◆ **What is required**
Return all of the entries exactly as written.
──────
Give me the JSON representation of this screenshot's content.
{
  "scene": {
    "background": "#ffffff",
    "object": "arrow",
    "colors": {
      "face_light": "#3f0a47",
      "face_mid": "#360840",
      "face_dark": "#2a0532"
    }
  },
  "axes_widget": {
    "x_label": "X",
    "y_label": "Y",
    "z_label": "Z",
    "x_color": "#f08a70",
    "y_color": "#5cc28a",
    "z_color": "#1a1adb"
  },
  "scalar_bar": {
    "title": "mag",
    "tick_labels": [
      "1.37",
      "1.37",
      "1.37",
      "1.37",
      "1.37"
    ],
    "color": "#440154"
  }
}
──────
◆ **Finished task**
Give me the JSON representation of this screenshot's content.
{
  "scene": {
    "background": "#ffffff",
    "object": "arrow",
    "colors": {
      "face_light": "#3f0a47",
      "face_mid": "#360840",
      "face_dark": "#2a0532"
    }
  },
  "axes_widget": {
    "x_label": "X",
    "y_label": "Y",
    "z_label": "Z",
    "x_color": "#f08a70",
    "y_color": "#5cc28a",
    "z_color": "#1a1adb"
  },
  "scalar_bar": {
    "title": "mag",
    "tick_labels": [
      "1.37",
      "1.37",
      "1.37",
      "1.37",
      "1.37"
    ],
    "color": "#440154"
  }
}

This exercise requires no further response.